>> START Data shown

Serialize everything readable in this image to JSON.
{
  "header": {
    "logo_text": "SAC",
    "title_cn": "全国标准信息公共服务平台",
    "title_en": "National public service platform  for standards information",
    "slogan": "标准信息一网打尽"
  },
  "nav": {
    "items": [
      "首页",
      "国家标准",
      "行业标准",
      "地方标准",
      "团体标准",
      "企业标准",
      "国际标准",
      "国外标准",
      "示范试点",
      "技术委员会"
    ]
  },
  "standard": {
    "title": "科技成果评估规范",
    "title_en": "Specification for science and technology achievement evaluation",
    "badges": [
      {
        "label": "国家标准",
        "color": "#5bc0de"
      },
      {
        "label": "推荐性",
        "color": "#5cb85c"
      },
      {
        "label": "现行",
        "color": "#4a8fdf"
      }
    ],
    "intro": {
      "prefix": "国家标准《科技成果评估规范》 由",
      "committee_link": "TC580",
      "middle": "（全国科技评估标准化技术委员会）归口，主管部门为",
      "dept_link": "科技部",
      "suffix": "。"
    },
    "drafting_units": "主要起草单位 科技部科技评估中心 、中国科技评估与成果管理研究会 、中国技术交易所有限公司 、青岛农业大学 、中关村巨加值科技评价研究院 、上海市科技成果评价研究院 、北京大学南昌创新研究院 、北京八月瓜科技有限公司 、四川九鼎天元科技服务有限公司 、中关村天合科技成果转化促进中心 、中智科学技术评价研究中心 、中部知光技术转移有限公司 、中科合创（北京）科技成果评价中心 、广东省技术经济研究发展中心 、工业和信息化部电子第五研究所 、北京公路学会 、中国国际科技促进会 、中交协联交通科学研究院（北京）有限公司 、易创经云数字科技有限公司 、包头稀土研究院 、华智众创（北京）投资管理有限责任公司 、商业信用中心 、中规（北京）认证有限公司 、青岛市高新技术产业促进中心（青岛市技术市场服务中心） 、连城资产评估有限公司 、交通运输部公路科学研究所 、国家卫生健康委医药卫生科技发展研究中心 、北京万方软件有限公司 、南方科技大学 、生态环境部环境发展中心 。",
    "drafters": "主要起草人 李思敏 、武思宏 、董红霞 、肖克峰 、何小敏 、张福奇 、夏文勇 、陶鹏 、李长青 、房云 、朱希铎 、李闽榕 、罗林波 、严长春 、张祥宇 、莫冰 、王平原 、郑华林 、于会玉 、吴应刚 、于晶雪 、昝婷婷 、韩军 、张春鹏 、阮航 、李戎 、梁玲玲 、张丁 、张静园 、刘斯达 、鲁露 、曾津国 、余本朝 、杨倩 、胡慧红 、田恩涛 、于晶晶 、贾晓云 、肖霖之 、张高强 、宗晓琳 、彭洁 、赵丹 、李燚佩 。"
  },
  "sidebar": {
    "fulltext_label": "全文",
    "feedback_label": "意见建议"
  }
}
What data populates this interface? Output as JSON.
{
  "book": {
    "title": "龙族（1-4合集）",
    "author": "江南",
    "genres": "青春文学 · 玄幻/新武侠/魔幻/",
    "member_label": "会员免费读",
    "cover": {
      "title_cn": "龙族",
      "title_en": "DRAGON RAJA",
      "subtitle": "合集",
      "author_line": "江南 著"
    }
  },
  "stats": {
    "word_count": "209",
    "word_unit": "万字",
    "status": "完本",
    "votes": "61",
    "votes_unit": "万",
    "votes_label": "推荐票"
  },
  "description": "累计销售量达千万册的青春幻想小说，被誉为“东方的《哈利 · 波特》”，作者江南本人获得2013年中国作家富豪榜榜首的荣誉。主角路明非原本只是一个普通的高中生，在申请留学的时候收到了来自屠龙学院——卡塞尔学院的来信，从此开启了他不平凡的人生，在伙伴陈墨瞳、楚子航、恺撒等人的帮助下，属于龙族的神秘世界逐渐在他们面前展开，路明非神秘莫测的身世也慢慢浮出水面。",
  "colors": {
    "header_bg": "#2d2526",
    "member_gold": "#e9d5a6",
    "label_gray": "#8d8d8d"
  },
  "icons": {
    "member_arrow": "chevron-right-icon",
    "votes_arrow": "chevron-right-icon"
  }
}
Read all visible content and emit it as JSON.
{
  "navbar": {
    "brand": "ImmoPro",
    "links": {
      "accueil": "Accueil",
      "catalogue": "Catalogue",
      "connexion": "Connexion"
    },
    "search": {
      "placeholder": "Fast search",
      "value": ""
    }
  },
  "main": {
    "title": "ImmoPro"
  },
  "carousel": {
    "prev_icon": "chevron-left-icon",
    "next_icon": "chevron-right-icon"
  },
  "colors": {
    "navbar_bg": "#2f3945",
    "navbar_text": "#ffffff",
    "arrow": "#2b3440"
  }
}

>> END Data shown

* Aim of the task: Show every line of the listing in which the string "chevron" can be found.

* Full answer:
    "member_arrow": "chevron-right-icon",
    "votes_arrow": "chevron-right-icon"
    "prev_icon": "chevron-left-icon",
    "next_icon": "chevron-right-icon"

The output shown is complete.